■ EXERCISE TASK ■
From the listing below, copy every line with the word "this".

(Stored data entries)
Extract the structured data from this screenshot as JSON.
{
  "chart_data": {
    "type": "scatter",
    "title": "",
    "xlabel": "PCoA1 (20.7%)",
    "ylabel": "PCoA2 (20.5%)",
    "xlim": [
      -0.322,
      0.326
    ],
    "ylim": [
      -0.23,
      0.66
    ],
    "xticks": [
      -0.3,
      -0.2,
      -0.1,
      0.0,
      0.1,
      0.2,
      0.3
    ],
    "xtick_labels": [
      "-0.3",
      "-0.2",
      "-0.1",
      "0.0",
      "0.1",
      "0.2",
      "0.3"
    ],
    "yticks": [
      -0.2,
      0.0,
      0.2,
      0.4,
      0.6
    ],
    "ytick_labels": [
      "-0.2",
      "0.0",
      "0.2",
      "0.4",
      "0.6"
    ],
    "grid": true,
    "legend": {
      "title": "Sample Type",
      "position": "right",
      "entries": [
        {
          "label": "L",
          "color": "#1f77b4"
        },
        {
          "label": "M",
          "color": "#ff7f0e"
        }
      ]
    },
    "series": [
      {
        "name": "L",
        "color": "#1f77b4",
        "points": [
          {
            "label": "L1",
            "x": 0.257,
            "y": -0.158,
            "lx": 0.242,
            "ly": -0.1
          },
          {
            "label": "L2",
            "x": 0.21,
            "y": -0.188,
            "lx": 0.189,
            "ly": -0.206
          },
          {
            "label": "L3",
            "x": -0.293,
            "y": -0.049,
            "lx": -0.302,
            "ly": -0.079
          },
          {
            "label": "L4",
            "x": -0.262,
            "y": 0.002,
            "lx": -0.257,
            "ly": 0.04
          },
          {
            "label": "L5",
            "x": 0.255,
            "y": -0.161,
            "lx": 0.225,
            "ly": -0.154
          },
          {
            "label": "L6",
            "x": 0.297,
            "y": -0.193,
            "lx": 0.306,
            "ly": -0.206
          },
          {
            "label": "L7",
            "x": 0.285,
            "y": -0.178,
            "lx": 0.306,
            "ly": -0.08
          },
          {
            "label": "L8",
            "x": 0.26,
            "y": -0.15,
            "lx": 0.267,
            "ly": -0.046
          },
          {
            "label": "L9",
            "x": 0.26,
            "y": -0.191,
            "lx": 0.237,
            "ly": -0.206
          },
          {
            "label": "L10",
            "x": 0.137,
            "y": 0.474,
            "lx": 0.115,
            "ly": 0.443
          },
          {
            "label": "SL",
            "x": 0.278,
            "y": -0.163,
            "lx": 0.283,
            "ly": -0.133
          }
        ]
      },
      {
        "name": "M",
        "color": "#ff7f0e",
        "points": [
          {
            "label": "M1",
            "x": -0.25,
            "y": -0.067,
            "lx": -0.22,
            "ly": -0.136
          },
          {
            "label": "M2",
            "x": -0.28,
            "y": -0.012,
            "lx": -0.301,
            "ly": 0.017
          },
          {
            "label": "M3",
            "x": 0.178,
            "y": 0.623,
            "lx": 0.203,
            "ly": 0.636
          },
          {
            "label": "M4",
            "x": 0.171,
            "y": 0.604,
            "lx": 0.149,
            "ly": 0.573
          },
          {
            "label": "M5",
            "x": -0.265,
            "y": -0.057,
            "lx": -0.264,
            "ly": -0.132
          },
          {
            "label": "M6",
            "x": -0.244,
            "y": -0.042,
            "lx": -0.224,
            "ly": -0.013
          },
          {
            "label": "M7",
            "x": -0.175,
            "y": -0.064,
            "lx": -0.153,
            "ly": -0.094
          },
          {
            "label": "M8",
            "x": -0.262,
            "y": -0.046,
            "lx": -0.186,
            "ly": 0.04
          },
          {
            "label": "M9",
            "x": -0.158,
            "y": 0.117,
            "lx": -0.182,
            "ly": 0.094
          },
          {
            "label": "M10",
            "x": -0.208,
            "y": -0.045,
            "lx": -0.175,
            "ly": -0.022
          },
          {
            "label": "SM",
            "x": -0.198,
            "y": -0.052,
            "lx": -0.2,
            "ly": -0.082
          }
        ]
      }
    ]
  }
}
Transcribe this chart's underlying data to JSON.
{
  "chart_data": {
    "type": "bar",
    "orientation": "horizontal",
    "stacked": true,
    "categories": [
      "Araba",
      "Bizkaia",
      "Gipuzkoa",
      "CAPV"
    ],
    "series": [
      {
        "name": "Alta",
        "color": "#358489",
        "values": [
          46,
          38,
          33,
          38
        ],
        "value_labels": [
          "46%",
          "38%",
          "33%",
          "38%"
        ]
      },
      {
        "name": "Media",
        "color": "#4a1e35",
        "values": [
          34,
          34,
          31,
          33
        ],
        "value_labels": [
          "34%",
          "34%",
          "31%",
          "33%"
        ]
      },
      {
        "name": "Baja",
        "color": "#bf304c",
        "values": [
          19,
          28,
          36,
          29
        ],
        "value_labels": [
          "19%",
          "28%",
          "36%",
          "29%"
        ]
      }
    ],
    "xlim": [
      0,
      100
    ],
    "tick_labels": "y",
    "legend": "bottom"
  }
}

■ EXPECTED ANSWER ■
Extract the structured data from this screenshot as JSON.
Transcribe this chart's underlying data to JSON.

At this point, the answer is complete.